> [What you should do]: Without including any pictures, write out the listing below exactly.

> [Data listing]:
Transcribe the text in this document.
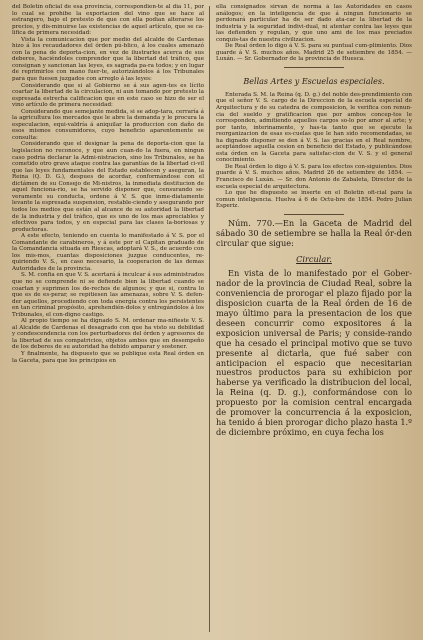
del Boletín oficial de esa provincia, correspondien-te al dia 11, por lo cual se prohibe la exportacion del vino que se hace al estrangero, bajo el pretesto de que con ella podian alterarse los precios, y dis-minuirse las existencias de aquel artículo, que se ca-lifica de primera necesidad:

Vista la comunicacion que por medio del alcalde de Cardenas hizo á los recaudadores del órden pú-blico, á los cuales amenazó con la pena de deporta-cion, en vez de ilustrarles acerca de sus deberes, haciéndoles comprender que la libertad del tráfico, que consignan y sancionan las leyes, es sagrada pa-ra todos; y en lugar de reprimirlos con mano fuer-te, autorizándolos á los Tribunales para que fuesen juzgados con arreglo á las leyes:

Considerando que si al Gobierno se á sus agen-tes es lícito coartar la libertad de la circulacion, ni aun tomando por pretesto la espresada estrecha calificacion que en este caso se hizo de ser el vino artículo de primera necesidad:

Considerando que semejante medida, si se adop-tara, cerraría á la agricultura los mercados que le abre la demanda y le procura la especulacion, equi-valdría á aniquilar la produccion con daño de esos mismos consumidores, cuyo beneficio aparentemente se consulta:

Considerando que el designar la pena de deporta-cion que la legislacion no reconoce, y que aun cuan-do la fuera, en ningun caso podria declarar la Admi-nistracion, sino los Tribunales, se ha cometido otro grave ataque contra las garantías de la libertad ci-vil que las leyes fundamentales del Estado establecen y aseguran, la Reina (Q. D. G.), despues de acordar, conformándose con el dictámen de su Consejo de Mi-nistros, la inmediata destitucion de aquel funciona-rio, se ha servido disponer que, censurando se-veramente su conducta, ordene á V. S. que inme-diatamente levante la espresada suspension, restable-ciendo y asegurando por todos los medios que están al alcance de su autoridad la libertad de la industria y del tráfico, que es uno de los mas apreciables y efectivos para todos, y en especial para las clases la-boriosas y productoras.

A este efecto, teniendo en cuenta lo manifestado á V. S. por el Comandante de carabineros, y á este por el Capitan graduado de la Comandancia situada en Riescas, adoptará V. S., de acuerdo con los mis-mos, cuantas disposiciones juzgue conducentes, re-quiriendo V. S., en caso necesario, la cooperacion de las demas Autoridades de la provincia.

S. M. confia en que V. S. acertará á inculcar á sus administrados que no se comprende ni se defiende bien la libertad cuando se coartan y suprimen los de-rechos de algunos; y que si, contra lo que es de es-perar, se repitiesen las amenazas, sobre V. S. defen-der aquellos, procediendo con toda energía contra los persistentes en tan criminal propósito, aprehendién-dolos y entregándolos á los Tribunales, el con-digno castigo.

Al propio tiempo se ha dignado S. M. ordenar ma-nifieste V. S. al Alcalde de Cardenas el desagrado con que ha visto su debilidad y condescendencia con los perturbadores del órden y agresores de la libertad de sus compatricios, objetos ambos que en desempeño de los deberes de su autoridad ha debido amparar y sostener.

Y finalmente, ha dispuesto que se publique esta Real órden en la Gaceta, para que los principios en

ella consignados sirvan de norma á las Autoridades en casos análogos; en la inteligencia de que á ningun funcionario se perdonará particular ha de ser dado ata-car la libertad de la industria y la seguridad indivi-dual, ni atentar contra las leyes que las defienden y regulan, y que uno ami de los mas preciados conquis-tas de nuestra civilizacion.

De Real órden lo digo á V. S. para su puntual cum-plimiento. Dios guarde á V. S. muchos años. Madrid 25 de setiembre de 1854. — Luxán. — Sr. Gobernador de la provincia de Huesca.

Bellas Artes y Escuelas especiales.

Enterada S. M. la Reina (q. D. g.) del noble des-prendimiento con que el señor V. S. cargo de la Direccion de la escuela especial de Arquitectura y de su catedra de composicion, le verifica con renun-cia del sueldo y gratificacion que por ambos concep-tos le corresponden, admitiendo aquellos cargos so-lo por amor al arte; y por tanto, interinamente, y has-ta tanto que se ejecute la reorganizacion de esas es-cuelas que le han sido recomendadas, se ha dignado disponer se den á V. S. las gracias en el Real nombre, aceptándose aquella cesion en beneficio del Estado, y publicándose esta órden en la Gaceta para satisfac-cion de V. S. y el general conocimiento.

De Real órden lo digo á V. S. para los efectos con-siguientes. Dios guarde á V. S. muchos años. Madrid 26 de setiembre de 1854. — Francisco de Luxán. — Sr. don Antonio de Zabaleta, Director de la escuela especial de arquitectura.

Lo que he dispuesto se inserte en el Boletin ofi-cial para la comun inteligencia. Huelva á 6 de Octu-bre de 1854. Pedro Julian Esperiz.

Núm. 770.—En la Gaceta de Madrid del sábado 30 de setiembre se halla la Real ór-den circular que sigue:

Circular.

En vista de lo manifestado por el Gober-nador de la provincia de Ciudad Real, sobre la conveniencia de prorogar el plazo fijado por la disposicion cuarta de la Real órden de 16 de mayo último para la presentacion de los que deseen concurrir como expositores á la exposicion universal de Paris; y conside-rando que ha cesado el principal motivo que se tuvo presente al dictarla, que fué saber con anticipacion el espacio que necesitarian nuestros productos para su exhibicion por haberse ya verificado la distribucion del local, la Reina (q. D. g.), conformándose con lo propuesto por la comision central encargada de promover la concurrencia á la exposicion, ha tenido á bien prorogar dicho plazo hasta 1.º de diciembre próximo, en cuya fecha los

> [Answer to this task]:
Transcribe the text in this document.
del Boletín oficial de esa provincia, correspondien-te al dia 11, por lo cual se prohibe la exportacion del vino que se hace al estrangero, bajo el pretesto de que con ella podian alterarse los precios, y dis-minuirse las existencias de aquel artículo, que se ca-lifica de primera necesidad:

Vista la comunicacion que por medio del alcalde de Cardenas hizo á los recaudadores del órden pú-blico, á los cuales amenazó con la pena de deporta-cion, en vez de ilustrarles acerca de sus deberes, haciéndoles comprender que la libertad del tráfico, que consignan y sancionan las leyes, es sagrada pa-ra todos; y en lugar de reprimirlos con mano fuer-te, autorizándolos á los Tribunales para que fuesen juzgados con arreglo á las leyes:

Considerando que si al Gobierno se á sus agen-tes es lícito coartar la libertad de la circulacion, ni aun tomando por pretesto la espresada estrecha calificacion que en este caso se hizo de ser el vino artículo de primera necesidad:

Considerando que semejante medida, si se adop-tara, cerraría á la agricultura los mercados que le abre la demanda y le procura la especulacion, equi-valdría á aniquilar la produccion con daño de esos mismos consumidores, cuyo beneficio aparentemente se consulta:

Considerando que el designar la pena de deporta-cion que la legislacion no reconoce, y que aun cuan-do la fuera, en ningun caso podria declarar la Admi-nistracion, sino los Tribunales, se ha cometido otro grave ataque contra las garantías de la libertad ci-vil que las leyes fundamentales del Estado establecen y aseguran, la Reina (Q. D. G.), despues de acordar, conformándose con el dictámen de su Consejo de Mi-nistros, la inmediata destitucion de aquel funciona-rio, se ha servido disponer que, censurando se-veramente su conducta, ordene á V. S. que inme-diatamente levante la espresada suspension, restable-ciendo y asegurando por todos los medios que están al alcance de su autoridad la libertad de la industria y del tráfico, que es uno de los mas apreciables y efectivos para todos, y en especial para las clases la-boriosas y productoras.

A este efecto, teniendo en cuenta lo manifestado á V. S. por el Comandante de carabineros, y á este por el Capitan graduado de la Comandancia situada en Riescas, adoptará V. S., de acuerdo con los mis-mos, cuantas disposiciones juzgue conducentes, re-quiriendo V. S., en caso necesario, la cooperacion de las demas Autoridades de la provincia.

S. M. confia en que V. S. acertará á inculcar á sus administrados que no se comprende ni se defiende bien la libertad cuando se coartan y suprimen los de-rechos de algunos; y que si, contra lo que es de es-perar, se repitiesen las amenazas, sobre V. S. defen-der aquellos, procediendo con toda energía contra los persistentes en tan criminal propósito, aprehendién-dolos y entregándolos á los Tribunales, el con-digno castigo.

Al propio tiempo se ha dignado S. M. ordenar ma-nifieste V. S. al Alcalde de Cardenas el desagrado con que ha visto su debilidad y condescendencia con los perturbadores del órden y agresores de la libertad de sus compatricios, objetos ambos que en desempeño de los deberes de su autoridad ha debido amparar y sostener.

Y finalmente, ha dispuesto que se publique esta Real órden en la Gaceta, para que los principios en

ella consignados sirvan de norma á las Autoridades en casos análogos; en la inteligencia de que á ningun funcionario se perdonará particular ha de ser dado ata-car la libertad de la industria y la seguridad indivi-dual, ni atentar contra las leyes que las defienden y regulan, y que uno ami de los mas preciados conquis-tas de nuestra civilizacion.

De Real órden lo digo á V. S. para su puntual cum-plimiento. Dios guarde á V. S. muchos años. Madrid 25 de setiembre de 1854. — Luxán. — Sr. Gobernador de la provincia de Huesca.

Bellas Artes y Escuelas especiales.

Enterada S. M. la Reina (q. D. g.) del noble des-prendimiento con que el señor V. S. cargo de la Direccion de la escuela especial de Arquitectura y de su catedra de composicion, le verifica con renun-cia del sueldo y gratificacion que por ambos concep-tos le corresponden, admitiendo aquellos cargos so-lo por amor al arte; y por tanto, interinamente, y has-ta tanto que se ejecute la reorganizacion de esas es-cuelas que le han sido recomendadas, se ha dignado disponer se den á V. S. las gracias en el Real nombre, aceptándose aquella cesion en beneficio del Estado, y publicándose esta órden en la Gaceta para satisfac-cion de V. S. y el general conocimiento.

De Real órden lo digo á V. S. para los efectos con-siguientes. Dios guarde á V. S. muchos años. Madrid 26 de setiembre de 1854. — Francisco de Luxán. — Sr. don Antonio de Zabaleta, Director de la escuela especial de arquitectura.

Lo que he dispuesto se inserte en el Boletin ofi-cial para la comun inteligencia. Huelva á 6 de Octu-bre de 1854. Pedro Julian Esperiz.

Núm. 770.—En la Gaceta de Madrid del sábado 30 de setiembre se halla la Real ór-den circular que sigue:

Circular.

En vista de lo manifestado por el Gober-nador de la provincia de Ciudad Real, sobre la conveniencia de prorogar el plazo fijado por la disposicion cuarta de la Real órden de 16 de mayo último para la presentacion de los que deseen concurrir como expositores á la exposicion universal de Paris; y conside-rando que ha cesado el principal motivo que se tuvo presente al dictarla, que fué saber con anticipacion el espacio que necesitarian nuestros productos para su exhibicion por haberse ya verificado la distribucion del local, la Reina (q. D. g.), conformándose con lo propuesto por la comision central encargada de promover la concurrencia á la exposicion, ha tenido á bien prorogar dicho plazo hasta 1.º de diciembre próximo, en cuya fecha los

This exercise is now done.